Chart and figure data:
——

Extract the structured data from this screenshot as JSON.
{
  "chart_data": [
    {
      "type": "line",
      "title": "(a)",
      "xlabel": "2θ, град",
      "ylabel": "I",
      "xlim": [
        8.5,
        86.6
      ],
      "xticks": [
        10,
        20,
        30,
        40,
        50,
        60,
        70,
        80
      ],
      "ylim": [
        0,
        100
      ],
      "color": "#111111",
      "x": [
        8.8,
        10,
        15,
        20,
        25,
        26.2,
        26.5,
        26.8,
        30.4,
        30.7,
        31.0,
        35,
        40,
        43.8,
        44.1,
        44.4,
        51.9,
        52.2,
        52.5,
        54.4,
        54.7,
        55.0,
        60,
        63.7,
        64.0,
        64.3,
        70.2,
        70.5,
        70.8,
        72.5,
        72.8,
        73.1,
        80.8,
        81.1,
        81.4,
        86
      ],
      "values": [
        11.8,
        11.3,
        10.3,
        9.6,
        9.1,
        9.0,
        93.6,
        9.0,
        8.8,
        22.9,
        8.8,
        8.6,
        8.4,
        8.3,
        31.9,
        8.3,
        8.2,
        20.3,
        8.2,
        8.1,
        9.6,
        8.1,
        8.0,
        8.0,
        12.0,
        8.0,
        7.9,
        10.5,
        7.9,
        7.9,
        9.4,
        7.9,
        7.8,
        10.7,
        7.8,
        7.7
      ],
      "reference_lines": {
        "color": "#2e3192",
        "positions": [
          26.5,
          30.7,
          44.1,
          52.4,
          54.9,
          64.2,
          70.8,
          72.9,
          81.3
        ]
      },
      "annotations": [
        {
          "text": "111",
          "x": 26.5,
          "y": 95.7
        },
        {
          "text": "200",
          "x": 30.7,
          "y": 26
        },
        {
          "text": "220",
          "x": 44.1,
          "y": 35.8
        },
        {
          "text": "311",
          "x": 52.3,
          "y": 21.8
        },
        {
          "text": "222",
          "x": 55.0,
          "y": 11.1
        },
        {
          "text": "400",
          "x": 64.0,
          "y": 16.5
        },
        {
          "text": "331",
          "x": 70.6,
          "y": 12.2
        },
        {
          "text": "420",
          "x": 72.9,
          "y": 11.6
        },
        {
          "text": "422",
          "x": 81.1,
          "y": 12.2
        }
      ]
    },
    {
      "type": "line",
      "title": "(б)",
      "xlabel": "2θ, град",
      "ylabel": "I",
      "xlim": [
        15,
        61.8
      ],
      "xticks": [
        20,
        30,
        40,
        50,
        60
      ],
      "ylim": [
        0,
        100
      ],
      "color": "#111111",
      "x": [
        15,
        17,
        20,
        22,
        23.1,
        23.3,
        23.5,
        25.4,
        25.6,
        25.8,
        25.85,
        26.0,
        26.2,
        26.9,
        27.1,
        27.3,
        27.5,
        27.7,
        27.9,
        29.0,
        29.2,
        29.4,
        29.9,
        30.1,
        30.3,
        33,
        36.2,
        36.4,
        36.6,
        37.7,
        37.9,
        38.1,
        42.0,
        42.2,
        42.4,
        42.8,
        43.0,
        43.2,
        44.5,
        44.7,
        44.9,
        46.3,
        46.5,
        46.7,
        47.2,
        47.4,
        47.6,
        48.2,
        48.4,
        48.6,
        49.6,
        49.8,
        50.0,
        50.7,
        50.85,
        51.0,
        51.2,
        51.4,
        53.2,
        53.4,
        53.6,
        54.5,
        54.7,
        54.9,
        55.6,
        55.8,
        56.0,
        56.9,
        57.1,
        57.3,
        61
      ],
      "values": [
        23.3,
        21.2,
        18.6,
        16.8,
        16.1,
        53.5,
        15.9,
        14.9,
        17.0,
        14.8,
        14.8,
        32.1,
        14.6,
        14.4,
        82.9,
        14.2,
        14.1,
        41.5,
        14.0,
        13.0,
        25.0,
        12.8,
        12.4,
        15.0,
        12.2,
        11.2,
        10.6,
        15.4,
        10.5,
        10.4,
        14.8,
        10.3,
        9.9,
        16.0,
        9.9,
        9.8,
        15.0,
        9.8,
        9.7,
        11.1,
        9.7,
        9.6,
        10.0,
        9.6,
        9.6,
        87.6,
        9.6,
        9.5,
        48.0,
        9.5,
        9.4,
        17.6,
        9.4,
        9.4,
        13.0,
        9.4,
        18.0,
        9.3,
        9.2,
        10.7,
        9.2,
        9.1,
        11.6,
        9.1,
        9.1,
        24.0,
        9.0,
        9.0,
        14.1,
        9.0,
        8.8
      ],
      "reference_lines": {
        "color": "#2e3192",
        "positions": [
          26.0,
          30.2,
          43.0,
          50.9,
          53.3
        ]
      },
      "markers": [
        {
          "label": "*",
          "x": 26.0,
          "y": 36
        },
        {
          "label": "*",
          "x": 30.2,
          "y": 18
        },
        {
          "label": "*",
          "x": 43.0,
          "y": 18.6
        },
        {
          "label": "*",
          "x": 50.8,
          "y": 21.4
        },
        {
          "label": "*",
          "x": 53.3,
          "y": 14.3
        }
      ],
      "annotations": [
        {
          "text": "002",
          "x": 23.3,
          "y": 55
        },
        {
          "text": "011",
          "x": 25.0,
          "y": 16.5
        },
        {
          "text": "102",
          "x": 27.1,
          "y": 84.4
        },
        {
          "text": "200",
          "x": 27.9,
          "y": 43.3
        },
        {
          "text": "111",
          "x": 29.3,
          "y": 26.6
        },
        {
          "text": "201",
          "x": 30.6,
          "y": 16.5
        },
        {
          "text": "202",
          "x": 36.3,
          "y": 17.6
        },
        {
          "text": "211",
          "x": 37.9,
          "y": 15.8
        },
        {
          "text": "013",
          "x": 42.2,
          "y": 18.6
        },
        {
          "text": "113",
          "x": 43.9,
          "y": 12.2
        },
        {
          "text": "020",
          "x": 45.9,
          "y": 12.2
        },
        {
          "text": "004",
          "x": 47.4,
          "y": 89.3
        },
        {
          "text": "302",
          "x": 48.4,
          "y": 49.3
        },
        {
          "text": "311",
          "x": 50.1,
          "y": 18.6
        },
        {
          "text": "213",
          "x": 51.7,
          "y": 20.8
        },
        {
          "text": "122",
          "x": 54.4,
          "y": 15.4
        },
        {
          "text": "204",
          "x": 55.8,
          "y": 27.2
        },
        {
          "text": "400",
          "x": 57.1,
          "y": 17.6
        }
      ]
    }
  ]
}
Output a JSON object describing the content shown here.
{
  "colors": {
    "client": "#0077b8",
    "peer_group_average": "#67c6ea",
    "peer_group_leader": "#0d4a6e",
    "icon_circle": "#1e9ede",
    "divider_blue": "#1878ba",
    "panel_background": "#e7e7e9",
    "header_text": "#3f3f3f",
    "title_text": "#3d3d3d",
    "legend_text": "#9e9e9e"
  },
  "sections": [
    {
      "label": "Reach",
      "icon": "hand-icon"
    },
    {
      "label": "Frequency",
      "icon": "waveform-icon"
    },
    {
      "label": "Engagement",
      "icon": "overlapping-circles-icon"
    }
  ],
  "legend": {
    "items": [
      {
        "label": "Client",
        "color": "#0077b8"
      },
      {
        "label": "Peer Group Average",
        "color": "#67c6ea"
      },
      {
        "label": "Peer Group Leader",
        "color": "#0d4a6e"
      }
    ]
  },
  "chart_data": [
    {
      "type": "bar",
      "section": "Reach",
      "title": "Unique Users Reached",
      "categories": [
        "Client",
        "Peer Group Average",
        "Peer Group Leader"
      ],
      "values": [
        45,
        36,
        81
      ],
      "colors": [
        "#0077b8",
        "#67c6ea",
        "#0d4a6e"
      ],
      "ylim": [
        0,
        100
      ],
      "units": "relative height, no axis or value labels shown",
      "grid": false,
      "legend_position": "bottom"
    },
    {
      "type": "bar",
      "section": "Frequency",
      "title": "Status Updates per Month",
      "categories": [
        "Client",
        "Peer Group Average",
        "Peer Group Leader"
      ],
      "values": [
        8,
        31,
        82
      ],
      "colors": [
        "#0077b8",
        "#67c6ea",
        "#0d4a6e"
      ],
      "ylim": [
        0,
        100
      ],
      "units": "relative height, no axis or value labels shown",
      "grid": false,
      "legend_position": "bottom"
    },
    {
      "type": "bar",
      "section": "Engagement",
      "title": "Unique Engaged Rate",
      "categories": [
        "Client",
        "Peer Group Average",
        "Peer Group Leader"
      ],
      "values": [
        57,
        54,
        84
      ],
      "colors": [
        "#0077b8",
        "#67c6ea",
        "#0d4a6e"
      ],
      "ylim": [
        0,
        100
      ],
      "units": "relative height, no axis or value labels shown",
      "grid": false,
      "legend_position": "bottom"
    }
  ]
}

——

Go through the listing above and locate each line that holds the word "JSON". Copy those lines.

Output below =
Extract the structured data from this screenshot as JSON.
Output a JSON object describing the content shown here.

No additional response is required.